**Stored entries:**

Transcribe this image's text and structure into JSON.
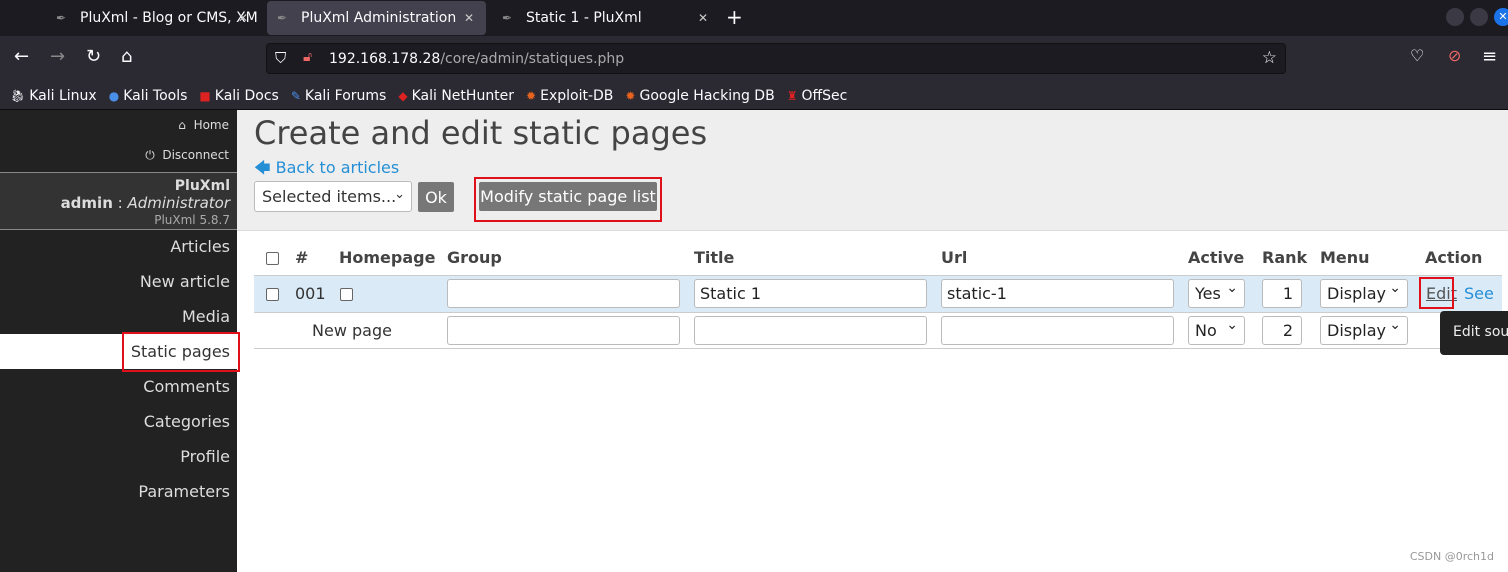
{
  "browser": {
    "tabs": [
      {
        "label": "PluXml - Blog or CMS, XM",
        "active": false
      },
      {
        "label": "PluXml Administration",
        "active": true
      },
      {
        "label": "Static 1 - PluXml",
        "active": false
      }
    ],
    "new_tab": "+",
    "url_host": "192.168.178.28",
    "url_path": "/core/admin/statiques.php",
    "bookmarks": [
      "Kali Linux",
      "Kali Tools",
      "Kali Docs",
      "Kali Forums",
      "Kali NetHunter",
      "Exploit-DB",
      "Google Hacking DB",
      "OffSec"
    ]
  },
  "sidebar": {
    "home": "Home",
    "disconnect": "Disconnect",
    "site": "PluXml",
    "user": "admin",
    "sep": " : ",
    "role": "Administrator",
    "version": "PluXml 5.8.7",
    "items": [
      "Articles",
      "New article",
      "Media",
      "Static pages",
      "Comments",
      "Categories",
      "Profile",
      "Parameters"
    ],
    "selected": "Static pages"
  },
  "main": {
    "title": "Create and edit static pages",
    "back": "Back to articles",
    "bulk_select": "Selected items...",
    "ok": "Ok",
    "modify": "Modify static page list",
    "columns": [
      "#",
      "Homepage",
      "Group",
      "Title",
      "Url",
      "Active",
      "Rank",
      "Menu",
      "Action"
    ],
    "rows": [
      {
        "id": "001",
        "group": "",
        "title": "Static 1",
        "url": "static-1",
        "active": "Yes",
        "rank": "1",
        "menu": "Display",
        "edit": "Edit",
        "see": "See"
      },
      {
        "id": "New page",
        "group": "",
        "title": "",
        "url": "",
        "active": "No",
        "rank": "2",
        "menu": "Display"
      }
    ],
    "tooltip": "Edit sour"
  },
  "watermark": "CSDN @0rch1d",
  "colors": {
    "link": "#258fd6",
    "highlight": "#e0101a",
    "sidebar": "#222222",
    "row_hover": "#daeaf7"
  }
}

**Task description:**
Each line with the string "pages" in it needs to be found and copied.

**Task answer:**
      "Static pages",
    "selected": "Static pages"
    "title": "Create and edit static pages",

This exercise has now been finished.